But don't try to bend, shape and mould policies to fit your agenda as a way around something. You are not at your "last resort" yet.


----------



## SeaKingTacco (23 Sep 2015)

Moxo,

First of all, I would like to offer condolences on your situation.

I would urge you not to give up so easily on the CF. if you have already done so, make your situation known to your Div PO and Div O. Ask for an interview with the CO, if you must. I have never known a CO that would not throw every available resource at a situation like yours, especially to prevent you from releasing.

The CF provides you a good stable career to help raise your children. It will not be easier outside the CF, working for industry, to organize your life. In fact- it may be harder.

The MFRC is a great resource. The PATA leave (if approved, and I cannot think why not, if you are adopting) gives you time to settle your life out and establish some support networks. As pointed out above, you may be able to get a compassionate posting ashore for a couple of years to reorganize your life.

Good luck.


----------



## mariomike (23 Sep 2015)

Moxo said:
			
		

> Being a single parent is difficult.. being a single parent in the military seems impossible.





			
				Moxo said:
			
		

> I am aware that there are single parents in the military. I honestly don't know how they do it?



Some discussion here,

Single Parenting in the CF  
https://army.ca/forums/threads/50191.0/nowap.html
4 pages.

Single Parents in the Military  
http://army.ca/forums/threads/50433.0;nowap

Single Parenthood  
http://forums.army.ca/forums/threads/105007.0/nowap.html



			
				Moxo said:
			
		

> What would I do with my children if I need to go to sea, or if i got deployed for 6 months.



Single fathers in Infantry trade... experiences, thoughts? 
http://army.ca/forums/threads/98758.0
( This is Army, but may have some things in common with single fathers in the Navy. )


----------



## Moxo (23 Sep 2015)

SeaKingTacco said:
			
		

> Moxo,
> 
> First of all, I would like to offer condolences on your situation.
> 
> ...



No I have certainly not given up. I know I would have issues balancing life/work in the civy world. I do want to find a way to make it work, and if money wasn't an issue I would simply hire someone to look after my children while I was away. My CoC is aware of my situation. I have had discussions with my Div O, but in the end it is up to me to figure out a way to make everything work.

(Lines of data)
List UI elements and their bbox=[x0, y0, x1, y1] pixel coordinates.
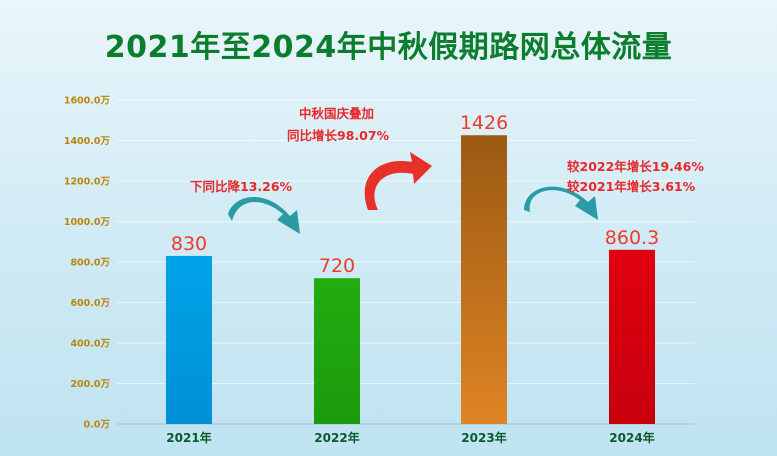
bars bbox=[166, 135, 655, 425]
x-tick-label: 2023年 bbox=[461, 430, 506, 445]
y-tick-label: 0.0万 bbox=[84, 420, 111, 431]
chart-title: 2021年至2024年中秋假期路网总体流量 bbox=[104, 30, 673, 65]
y-tick-label: 1400.0万 bbox=[64, 136, 111, 147]
bar-2023年 bbox=[461, 135, 507, 425]
y-tick-label: 600.0万 bbox=[70, 298, 110, 309]
x-tick-label: 2022年 bbox=[314, 430, 359, 445]
x-axis: 2021年 2022年 2023年 2024年 bbox=[166, 430, 654, 445]
bar-2024年 bbox=[609, 249, 655, 424]
annotation-growth-2024-line2: 较2021年增长3.61% bbox=[567, 179, 696, 194]
x-tick-label: 2021年 bbox=[166, 430, 211, 445]
growth-arrow-icon bbox=[524, 186, 598, 220]
annotation-surge-2023-line1: 中秋国庆叠加 bbox=[299, 106, 374, 121]
y-tick-label: 400.0万 bbox=[70, 339, 110, 350]
y-tick-label: 1600.0万 bbox=[64, 96, 111, 107]
gridlines bbox=[117, 99, 695, 384]
y-tick-label: 200.0万 bbox=[70, 379, 110, 390]
y-tick-label: 1000.0万 bbox=[64, 217, 111, 228]
surge-arrow-icon bbox=[364, 152, 432, 210]
annotation-surge-2023-line2: 同比增长98.07% bbox=[287, 128, 390, 143]
bar-2021年 bbox=[166, 255, 212, 424]
y-tick-label: 800.0万 bbox=[70, 258, 110, 269]
bar-2022年 bbox=[314, 278, 360, 424]
data-label: 860.3 bbox=[605, 227, 659, 249]
annotation-growth-2024-line1: 较2022年增长19.46% bbox=[567, 159, 704, 174]
y-axis: 0.0万 200.0万 400.0万 600.0万 800.0万 1000.0万 1200.… bbox=[64, 96, 111, 431]
annotation-decline-2022: 下同比降13.26% bbox=[190, 179, 293, 194]
data-labels: 830 720 1426 860.3 bbox=[171, 112, 659, 277]
x-tick-label: 2024年 bbox=[609, 430, 654, 445]
decline-arrow-icon bbox=[228, 196, 300, 234]
data-label: 720 bbox=[319, 255, 355, 277]
data-label: 830 bbox=[171, 233, 207, 255]
y-tick-label: 1200.0万 bbox=[64, 177, 111, 188]
data-label: 1426 bbox=[460, 112, 508, 134]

■ Job A ■
Quote the forum thread on single parenting in the CF, starting with "The CF provides" and going on through "mariomike (23 Sep 2015)".
■ Job B ■
Does the forum thread on single parenting in the CF support each statement? (i) SeaKingTacco calls the MFRC a great resource. (ii) Moxo says the chain of command has not been told about the situation. (iii) The last thread that mariomike links is about the Navy.
■ Job C ■
Carry on the forum thread on single parenting in the CF from where it stops.
None of the items are needed for the work here.

■ Response A ■
The CF provides you a good stable career to help raise your children. It will not be easier outside the CF, working for industry, to organize your life. In fact- it may be harder.

The MFRC is a great resource. The PATA leave (if approved, and I cannot think why not, if you are adopting) gives you time to settle your life out and establish some support networks. As pointed out above, you may be able to get a compassionate posting ashore for a couple of years to reorganize your life.

Good luck.


----------



## mariomike (23 Sep 2015)

■ Response B ■
(i) Yes: "The MFRC is a great resource."
(ii) No: "My CoC is aware of my situation."
(iii) No: "This is Army, but may have some things in common with single fathers in the Navy."

■ Response C ■
Wether or not I get to take parental leave is not going to affect my decision to adopt my step daughter. It is what we both want. I simply wanted to know if Parental leave would even be an option I'm my case. I know to some it seems like I'm trying to twist or bend rules and policies. But I was just asking a question. I thought I'd ask here before making an appointent with the mata/pata clerk.


----------



## Pusser (23 Sep 2015)

As others have already said, many condolences for your loss.

In the short term, you should certainly be able to get some compassionate leave in order to try and sort some details.  Another option to consider is a compassionate posting.  This would see you posted to a static shore position for a number of years in order to put plans in place.  There are career implications (cannot be promoted while on a compassionate posting), but it does provide some stability as you cannot be deployed either.  A compassionate posting also does not necessarily have to be within your trade.

Engage your divisional system.  It is there to help you and in my 30+ years in the Navy, I have never met a CO/XO/COXN, etc who would not bend over backwards in a case like this.

Good luck and hang in there.


----------



## mariomike (23 Sep 2015)

Moxo said:
			
		

> I thought I'd ask here before making an appointent with the mata/pata clerk.



In case you have not already read it, you may find this discussion of interest,

All Things MATA/PATA (merged)
http://army.ca/forums/threads/39902.150
7 pages.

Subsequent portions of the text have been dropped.